What is being asked:
Transcribe the full listing below exactly.

====== Raw data ======

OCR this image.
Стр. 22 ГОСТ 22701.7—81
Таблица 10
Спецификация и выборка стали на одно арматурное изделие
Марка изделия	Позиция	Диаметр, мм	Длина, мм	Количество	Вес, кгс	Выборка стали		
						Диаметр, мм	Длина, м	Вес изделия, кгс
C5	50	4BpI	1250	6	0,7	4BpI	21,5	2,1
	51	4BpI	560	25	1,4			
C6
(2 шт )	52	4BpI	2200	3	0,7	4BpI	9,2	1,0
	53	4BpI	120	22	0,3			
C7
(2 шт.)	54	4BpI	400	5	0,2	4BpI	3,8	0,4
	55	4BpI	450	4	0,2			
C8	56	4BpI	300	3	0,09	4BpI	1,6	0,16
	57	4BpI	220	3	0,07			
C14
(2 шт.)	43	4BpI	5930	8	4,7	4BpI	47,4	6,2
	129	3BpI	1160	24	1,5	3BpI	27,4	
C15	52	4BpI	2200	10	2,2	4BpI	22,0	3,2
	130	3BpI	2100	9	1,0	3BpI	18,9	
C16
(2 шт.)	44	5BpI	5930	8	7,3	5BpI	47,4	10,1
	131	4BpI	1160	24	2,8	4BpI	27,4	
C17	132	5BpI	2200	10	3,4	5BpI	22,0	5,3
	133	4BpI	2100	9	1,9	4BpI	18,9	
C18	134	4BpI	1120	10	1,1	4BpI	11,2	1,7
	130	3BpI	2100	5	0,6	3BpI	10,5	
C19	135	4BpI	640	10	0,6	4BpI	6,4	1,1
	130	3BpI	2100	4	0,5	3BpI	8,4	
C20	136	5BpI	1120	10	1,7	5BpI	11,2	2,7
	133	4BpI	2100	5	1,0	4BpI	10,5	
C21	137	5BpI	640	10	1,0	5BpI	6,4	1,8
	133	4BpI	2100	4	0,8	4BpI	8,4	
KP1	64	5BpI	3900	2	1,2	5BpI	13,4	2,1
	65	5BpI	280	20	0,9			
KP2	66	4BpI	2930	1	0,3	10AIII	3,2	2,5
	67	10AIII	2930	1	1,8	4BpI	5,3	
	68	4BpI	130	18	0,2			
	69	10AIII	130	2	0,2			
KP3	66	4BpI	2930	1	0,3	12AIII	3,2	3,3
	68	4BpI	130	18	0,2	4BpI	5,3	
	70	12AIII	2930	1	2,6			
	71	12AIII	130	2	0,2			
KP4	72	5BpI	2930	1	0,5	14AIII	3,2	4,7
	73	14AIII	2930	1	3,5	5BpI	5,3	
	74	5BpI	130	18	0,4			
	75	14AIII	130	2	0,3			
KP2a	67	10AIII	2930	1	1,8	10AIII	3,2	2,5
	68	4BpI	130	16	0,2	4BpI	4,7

======

Complete response:
OCR this image.
Стр. 22 ГОСТ 22701.7—81
Таблица 10
Спецификация и выборка стали на одно арматурное изделие
Марка изделия	Позиция	Диаметр, мм	Длина, мм	Количество	Вес, кгс	Выборка стали		
						Диаметр, мм	Длина, м	Вес изделия, кгс
C5	50	4BpI	1250	6	0,7	4BpI	21,5	2,1
	51	4BpI	560	25	1,4			
C6
(2 шт )	52	4BpI	2200	3	0,7	4BpI	9,2	1,0
	53	4BpI	120	22	0,3			
C7
(2 шт.)	54	4BpI	400	5	0,2	4BpI	3,8	0,4
	55	4BpI	450	4	0,2			
C8	56	4BpI	300	3	0,09	4BpI	1,6	0,16
	57	4BpI	220	3	0,07			
C14
(2 шт.)	43	4BpI	5930	8	4,7	4BpI	47,4	6,2
	129	3BpI	1160	24	1,5	3BpI	27,4	
C15	52	4BpI	2200	10	2,2	4BpI	22,0	3,2
	130	3BpI	2100	9	1,0	3BpI	18,9	
C16
(2 шт.)	44	5BpI	5930	8	7,3	5BpI	47,4	10,1
	131	4BpI	1160	24	2,8	4BpI	27,4	
C17	132	5BpI	2200	10	3,4	5BpI	22,0	5,3
	133	4BpI	2100	9	1,9	4BpI	18,9	
C18	134	4BpI	1120	10	1,1	4BpI	11,2	1,7
	130	3BpI	2100	5	0,6	3BpI	10,5	
C19	135	4BpI	640	10	0,6	4BpI	6,4	1,1
	130	3BpI	2100	4	0,5	3BpI	8,4	
C20	136	5BpI	1120	10	1,7	5BpI	11,2	2,7
	133	4BpI	2100	5	1,0	4BpI	10,5	
C21	137	5BpI	640	10	1,0	5BpI	6,4	1,8
	133	4BpI	2100	4	0,8	4BpI	8,4	
KP1	64	5BpI	3900	2	1,2	5BpI	13,4	2,1
	65	5BpI	280	20	0,9			
KP2	66	4BpI	2930	1	0,3	10AIII	3,2	2,5
	67	10AIII	2930	1	1,8	4BpI	5,3	
	68	4BpI	130	18	0,2			
	69	10AIII	130	2	0,2			
KP3	66	4BpI	2930	1	0,3	12AIII	3,2	3,3
	68	4BpI	130	18	0,2	4BpI	5,3	
	70	12AIII	2930	1	2,6			
	71	12AIII	130	2	0,2			
KP4	72	5BpI	2930	1	0,5	14AIII	3,2	4,7
	73	14AIII	2930	1	3,5	5BpI	5,3	
	74	5BpI	130	18	0,4			
	75	14AIII	130	2	0,3			
KP2a	67	10AIII	2930	1	1,8	10AIII	3,2	2,5
	68	4BpI	130	16	0,2	4BpI	4,7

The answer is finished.